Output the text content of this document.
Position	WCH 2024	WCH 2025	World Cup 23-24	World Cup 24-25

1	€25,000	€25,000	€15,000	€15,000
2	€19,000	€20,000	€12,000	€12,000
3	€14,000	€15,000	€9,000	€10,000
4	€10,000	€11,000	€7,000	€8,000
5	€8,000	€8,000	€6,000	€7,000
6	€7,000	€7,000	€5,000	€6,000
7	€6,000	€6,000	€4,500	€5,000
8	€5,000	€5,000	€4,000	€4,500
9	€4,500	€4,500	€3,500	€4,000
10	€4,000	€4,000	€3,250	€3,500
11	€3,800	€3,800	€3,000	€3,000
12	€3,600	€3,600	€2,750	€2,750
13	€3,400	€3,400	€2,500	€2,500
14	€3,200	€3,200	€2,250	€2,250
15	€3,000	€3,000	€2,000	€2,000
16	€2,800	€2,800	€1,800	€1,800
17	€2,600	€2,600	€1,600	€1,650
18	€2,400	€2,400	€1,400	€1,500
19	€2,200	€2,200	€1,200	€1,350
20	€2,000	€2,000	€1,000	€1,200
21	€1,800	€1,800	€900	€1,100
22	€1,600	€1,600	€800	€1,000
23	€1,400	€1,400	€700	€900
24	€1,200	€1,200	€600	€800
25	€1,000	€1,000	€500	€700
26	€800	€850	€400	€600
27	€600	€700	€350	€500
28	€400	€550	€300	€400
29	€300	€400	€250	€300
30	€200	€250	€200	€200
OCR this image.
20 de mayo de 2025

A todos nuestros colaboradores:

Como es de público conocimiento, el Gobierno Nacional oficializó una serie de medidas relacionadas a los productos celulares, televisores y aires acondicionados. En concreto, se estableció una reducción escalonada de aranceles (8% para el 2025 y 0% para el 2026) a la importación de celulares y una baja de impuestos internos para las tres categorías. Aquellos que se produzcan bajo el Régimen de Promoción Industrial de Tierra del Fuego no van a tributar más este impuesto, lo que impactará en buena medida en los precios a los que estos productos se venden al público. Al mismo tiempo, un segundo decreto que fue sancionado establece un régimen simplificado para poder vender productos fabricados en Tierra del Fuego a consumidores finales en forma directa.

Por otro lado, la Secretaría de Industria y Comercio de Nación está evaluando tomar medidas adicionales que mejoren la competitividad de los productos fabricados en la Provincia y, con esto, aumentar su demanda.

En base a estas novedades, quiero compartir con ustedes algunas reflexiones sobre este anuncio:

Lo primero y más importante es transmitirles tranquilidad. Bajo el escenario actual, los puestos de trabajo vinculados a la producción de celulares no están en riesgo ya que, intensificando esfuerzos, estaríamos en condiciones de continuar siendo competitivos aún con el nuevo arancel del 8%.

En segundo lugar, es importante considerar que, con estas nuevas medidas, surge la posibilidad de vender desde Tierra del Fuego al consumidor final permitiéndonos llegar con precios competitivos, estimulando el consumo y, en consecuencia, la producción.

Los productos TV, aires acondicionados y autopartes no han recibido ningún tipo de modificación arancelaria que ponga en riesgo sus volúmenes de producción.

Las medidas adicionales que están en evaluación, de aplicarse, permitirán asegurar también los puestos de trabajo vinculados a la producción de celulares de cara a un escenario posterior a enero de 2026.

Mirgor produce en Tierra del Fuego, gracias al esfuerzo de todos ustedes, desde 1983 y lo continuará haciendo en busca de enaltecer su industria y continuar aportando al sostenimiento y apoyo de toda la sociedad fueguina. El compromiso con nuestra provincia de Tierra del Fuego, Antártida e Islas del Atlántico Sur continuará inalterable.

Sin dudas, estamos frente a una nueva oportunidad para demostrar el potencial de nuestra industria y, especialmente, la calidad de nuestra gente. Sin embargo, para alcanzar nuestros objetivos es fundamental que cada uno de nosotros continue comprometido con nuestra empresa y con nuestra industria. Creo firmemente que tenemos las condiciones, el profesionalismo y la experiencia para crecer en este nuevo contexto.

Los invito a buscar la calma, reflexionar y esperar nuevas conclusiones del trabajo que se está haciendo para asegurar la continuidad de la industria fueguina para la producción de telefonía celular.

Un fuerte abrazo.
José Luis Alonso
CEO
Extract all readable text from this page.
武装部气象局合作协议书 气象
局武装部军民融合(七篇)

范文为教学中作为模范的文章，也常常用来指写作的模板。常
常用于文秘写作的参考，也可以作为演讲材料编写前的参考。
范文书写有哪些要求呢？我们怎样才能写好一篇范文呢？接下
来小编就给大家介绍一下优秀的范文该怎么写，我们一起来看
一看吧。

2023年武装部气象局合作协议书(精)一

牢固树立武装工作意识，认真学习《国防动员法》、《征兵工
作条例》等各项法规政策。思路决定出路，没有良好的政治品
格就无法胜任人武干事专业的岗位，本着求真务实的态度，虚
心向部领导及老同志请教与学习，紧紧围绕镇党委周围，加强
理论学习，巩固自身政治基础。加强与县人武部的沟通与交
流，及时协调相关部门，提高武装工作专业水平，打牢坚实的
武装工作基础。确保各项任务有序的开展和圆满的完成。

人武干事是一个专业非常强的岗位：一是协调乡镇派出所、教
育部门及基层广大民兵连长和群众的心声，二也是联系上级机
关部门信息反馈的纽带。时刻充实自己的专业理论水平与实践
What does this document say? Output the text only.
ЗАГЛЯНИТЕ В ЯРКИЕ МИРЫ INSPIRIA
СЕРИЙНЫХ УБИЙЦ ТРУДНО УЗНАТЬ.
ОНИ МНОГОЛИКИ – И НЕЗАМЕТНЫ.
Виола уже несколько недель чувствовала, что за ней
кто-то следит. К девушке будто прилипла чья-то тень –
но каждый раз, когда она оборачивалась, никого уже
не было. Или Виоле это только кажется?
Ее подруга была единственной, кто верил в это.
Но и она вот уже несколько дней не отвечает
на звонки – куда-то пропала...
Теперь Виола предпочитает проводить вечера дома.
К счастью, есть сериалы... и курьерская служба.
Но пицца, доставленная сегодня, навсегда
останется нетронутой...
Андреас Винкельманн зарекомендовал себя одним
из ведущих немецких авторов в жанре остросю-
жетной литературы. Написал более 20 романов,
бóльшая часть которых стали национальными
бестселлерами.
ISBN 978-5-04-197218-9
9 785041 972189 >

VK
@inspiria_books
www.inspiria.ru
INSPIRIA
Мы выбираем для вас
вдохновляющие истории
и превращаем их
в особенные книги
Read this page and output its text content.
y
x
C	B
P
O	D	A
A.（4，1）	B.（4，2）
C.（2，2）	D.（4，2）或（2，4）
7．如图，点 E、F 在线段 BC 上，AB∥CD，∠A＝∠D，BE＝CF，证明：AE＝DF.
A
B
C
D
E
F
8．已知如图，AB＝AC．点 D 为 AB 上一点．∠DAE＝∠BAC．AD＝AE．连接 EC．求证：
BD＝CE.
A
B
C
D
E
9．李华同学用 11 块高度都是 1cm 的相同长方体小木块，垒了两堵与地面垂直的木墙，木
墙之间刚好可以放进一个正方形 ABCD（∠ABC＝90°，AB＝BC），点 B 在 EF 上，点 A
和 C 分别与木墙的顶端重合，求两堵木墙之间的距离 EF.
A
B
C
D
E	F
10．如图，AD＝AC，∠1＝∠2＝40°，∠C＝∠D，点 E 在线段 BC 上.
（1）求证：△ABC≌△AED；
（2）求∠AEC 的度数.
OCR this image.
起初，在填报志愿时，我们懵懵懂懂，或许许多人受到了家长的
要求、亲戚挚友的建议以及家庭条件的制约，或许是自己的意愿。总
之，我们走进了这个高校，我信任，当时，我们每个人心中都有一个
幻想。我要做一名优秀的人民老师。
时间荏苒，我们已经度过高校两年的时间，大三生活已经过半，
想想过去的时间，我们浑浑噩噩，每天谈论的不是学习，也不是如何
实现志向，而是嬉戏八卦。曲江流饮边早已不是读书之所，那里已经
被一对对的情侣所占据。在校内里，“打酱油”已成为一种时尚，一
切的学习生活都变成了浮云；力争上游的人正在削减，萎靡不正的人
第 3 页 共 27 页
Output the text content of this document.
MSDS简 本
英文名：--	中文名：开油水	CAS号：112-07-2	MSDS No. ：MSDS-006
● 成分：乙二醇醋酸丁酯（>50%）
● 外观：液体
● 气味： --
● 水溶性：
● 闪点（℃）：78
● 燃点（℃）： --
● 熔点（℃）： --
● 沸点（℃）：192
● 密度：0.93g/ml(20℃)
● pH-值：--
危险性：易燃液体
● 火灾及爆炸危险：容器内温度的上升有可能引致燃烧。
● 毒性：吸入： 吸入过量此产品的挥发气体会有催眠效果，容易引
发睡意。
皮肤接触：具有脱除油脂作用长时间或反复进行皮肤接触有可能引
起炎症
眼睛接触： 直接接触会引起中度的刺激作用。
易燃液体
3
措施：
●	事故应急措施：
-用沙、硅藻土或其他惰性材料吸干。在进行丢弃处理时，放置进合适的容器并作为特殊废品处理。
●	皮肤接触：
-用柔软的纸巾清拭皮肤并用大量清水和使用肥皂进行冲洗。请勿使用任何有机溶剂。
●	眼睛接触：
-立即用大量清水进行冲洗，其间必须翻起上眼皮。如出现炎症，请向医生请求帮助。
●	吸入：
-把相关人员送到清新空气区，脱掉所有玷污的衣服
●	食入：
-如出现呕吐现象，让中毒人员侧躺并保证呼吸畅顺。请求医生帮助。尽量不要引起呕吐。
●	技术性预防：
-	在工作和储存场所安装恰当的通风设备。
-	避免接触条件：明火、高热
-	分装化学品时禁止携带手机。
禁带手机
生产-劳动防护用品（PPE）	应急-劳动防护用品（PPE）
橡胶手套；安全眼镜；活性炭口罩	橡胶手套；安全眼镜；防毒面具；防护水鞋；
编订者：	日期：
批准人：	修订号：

———

**Required work**
Pick every line with "condiciones" in it and copy it.

**Result of this task**
Lo primero y más importante es transmitirles tranquilidad. Bajo el escenario actual, los puestos de trabajo vinculados a la producción de celulares no están en riesgo ya que, intensificando esfuerzos, estaríamos en condiciones de continuar siendo competitivos aún con el nuevo arancel del 8%.
Sin dudas, estamos frente a una nueva oportunidad para demostrar el potencial de nuestra industria y, especialmente, la calidad de nuestra gente. Sin embargo, para alcanzar nuestros objetivos es fundamental que cada uno de nosotros continue comprometido con nuestra empresa y con nuestra industria. Creo firmemente que tenemos las condiciones, el profesionalismo y la experiencia para crecer en este nuevo contexto.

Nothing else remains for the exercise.